* _Yang Diminta_
Salinlah secara persis bagian teks tentang pengelolaan sumber daya air di Kalimantan Barat di bawah ini, mulai dari "Demikian sambutan Gubernur" sampai dengan "Provinsi Kalbar (5-7/10).".

Tanpa ada kepedulian dan keterlibatan dari setiap stakeholder terhadap upaya pelestarian Sumber Daya Air (SDA), maka krisis air dibumi Kalimantan akan menjadi keniscayaan. Krisis yang timbul baik karena air yang berlebihan ataupun kelangkaan air dapat menimbulkan dampak yang memilukan.
Demikian sambutan Gubernur Kalimantan Barat (Kalbar) yang dibacakan Plh. Sekretaris Daerah Kalimantan Barat, Drs. Kartius, MM saat acara “Sosialisasi Peraturan Presiden No. 33 tahun 2011 tentang Kebijakan Nasional Pengelolaan Sumber Daya Air” di Kota Pontianak – Provinsi Kalbar (5-7/10).
“Air yang berlebihan dan kelangkaan air, dapat pula menjadi pemicu munculnya berbagai wabah penyakit yang memprihatinkan. Krisis air juga merupakan penyebab kemiskinan dan keterbelakangan serta dapat memicu terjadinya ketegangan antarindividu, antarkelompok dan antardaerah,” katanya.
Fenomena
Menurut Gubernur, di Provinsi Kalbar ada beberapa permasalahan yang terkait dengan pengelolaan SDA, yaitu peningkatan alih fungsi lahan yang disebabkan oleh pertumbuhan penduduk, dampak perkembangan ekonomi sehingga menyebabkan wilayah ini mengalami peningkatan kerentanan terhadap banjir, tanah longsor, kekeringan, penurunan kondisi air tanah, dan intrusi air laut yang juga terjadi akibat penyusutan air sungai di musim kemarau.
“Dari data PDAM Kota Pontianak, intrusi air laut bisa mancapai intake di daerah Penepat yang berjarak 50 km dari muara Sungai Kapuas. Sebagian besar penduduk di Provinsi Kalbar masih belum seluruhnya terlayani kebutuhan air bersihnya. Dari jaringan air bersih perpipaan, hanya 30 persen yang bisa dilayani oleh PDAM. Sedangkan 70 persen masih sangat tergantung pada air hujan,” jelas Gubernur.

* _Bahan yang Disediakan_
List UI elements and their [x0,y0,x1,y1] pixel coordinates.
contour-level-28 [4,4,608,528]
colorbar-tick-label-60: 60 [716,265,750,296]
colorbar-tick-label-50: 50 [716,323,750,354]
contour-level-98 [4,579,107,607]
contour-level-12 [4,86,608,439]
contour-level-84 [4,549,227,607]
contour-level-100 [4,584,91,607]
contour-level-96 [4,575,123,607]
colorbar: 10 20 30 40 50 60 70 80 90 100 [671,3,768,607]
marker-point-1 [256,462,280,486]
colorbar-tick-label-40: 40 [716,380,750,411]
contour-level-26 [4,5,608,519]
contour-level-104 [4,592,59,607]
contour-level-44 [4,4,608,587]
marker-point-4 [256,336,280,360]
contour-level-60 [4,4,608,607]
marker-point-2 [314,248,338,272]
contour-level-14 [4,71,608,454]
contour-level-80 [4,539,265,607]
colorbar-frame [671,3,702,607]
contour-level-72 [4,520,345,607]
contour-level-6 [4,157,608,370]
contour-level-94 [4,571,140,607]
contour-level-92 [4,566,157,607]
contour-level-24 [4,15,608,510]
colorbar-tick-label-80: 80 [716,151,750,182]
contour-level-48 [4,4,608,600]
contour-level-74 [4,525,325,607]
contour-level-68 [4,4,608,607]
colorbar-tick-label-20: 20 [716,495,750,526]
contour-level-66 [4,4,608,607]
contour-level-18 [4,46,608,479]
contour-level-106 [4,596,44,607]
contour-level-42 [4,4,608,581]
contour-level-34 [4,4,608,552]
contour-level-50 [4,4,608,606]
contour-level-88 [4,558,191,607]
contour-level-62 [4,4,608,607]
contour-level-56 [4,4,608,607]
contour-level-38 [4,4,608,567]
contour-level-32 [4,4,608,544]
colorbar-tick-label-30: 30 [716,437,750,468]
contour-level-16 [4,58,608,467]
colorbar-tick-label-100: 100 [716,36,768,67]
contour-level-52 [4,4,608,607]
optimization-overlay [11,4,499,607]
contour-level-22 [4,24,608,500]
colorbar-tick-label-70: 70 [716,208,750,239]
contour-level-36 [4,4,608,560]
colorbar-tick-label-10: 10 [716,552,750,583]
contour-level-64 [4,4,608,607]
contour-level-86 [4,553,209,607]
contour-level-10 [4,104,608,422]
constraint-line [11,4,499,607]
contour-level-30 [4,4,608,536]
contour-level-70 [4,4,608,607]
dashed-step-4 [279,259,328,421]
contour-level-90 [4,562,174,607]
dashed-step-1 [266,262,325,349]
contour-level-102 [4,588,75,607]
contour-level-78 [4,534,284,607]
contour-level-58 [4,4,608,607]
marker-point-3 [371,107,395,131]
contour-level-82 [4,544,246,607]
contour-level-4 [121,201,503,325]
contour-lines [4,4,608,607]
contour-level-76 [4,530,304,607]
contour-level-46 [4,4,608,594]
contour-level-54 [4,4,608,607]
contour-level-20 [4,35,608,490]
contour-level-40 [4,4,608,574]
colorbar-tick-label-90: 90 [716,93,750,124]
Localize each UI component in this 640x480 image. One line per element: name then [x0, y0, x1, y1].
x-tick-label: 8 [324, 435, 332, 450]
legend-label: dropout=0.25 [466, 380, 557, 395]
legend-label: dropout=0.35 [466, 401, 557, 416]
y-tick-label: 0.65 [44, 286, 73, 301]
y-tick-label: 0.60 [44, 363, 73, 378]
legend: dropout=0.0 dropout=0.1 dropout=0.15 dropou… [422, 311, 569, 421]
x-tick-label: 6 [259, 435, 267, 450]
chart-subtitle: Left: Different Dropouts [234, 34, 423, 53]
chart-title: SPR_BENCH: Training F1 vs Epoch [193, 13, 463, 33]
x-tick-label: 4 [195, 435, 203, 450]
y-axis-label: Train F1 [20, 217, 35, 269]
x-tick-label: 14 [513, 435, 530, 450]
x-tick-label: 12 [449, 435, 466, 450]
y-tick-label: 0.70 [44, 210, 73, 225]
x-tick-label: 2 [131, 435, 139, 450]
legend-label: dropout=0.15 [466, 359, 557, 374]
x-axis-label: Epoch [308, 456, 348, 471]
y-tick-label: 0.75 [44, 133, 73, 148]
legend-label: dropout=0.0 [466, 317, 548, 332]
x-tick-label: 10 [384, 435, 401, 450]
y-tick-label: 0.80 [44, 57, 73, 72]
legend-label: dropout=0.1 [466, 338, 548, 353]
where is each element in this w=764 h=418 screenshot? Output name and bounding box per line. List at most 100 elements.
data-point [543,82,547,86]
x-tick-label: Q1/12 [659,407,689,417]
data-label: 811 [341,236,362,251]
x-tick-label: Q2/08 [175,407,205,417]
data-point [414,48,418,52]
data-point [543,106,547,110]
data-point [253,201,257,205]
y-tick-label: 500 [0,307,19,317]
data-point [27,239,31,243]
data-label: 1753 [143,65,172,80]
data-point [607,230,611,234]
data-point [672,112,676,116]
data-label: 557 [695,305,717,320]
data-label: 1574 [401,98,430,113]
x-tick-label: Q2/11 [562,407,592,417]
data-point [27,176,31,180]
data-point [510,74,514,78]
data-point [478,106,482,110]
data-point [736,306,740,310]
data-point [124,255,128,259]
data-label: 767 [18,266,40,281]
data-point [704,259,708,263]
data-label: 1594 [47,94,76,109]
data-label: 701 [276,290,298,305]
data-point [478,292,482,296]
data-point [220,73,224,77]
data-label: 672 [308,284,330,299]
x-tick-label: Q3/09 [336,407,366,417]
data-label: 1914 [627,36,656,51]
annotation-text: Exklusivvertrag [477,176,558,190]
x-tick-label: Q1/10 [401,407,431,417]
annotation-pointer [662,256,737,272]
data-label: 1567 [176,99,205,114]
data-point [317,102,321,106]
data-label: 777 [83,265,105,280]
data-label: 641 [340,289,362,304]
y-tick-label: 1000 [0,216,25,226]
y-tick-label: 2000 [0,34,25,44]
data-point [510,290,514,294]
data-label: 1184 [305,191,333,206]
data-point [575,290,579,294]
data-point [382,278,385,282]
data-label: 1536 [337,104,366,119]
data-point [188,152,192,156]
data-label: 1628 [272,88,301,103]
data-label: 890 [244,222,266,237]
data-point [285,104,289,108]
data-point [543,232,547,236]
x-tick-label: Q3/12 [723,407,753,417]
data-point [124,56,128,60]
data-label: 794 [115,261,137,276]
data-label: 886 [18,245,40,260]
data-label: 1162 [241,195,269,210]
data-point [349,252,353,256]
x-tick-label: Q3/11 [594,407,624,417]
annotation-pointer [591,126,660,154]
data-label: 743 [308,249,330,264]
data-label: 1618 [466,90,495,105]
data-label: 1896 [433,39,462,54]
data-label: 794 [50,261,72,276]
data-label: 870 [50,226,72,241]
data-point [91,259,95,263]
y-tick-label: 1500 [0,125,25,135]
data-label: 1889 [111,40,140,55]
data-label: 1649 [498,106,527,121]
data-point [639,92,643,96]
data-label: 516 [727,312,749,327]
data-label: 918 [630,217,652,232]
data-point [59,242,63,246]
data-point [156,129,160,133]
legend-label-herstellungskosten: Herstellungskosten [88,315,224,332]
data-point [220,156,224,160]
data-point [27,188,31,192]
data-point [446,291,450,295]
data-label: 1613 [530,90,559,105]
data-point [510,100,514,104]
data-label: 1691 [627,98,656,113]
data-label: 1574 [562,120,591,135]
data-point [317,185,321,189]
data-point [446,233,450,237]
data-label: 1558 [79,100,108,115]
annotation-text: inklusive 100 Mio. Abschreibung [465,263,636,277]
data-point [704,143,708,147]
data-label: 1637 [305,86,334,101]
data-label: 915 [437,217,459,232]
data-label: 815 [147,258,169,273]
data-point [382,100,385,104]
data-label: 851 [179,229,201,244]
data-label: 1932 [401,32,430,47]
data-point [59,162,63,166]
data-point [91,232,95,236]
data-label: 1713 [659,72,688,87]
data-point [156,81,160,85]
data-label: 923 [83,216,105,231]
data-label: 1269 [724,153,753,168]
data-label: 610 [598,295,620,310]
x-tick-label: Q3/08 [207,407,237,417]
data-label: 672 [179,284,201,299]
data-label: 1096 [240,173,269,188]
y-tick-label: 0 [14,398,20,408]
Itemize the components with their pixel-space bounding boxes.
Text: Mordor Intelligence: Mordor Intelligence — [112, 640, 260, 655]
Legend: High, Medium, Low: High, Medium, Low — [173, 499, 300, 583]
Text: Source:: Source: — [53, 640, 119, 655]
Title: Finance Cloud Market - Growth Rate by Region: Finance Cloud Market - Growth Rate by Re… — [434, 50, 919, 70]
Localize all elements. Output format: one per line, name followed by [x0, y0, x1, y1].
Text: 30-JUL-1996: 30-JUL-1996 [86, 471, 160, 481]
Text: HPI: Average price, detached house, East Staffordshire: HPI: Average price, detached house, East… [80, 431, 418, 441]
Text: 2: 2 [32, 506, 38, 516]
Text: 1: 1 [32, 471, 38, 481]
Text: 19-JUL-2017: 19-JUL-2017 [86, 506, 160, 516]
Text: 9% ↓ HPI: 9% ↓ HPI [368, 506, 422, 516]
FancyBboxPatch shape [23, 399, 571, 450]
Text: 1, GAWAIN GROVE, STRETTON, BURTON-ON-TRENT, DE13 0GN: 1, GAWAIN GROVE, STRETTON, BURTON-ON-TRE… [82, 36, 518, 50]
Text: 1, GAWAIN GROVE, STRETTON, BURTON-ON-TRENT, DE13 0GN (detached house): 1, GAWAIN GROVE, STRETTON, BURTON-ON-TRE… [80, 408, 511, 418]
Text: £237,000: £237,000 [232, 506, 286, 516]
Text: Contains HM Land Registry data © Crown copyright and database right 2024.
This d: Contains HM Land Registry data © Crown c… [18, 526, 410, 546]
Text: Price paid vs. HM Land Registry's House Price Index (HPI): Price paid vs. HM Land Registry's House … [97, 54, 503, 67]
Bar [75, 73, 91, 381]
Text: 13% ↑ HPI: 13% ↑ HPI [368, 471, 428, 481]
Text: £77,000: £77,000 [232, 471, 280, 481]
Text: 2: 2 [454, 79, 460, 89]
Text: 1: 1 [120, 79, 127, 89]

* _Jawaban Lengkap_
Demikian sambutan Gubernur Kalimantan Barat (Kalbar) yang dibacakan Plh. Sekretaris Daerah Kalimantan Barat, Drs. Kartius, MM saat acara “Sosialisasi Peraturan Presiden No. 33 tahun 2011 tentang Kebijakan Nasional Pengelolaan Sumber Daya Air” di Kota Pontianak – Provinsi Kalbar (5-7/10).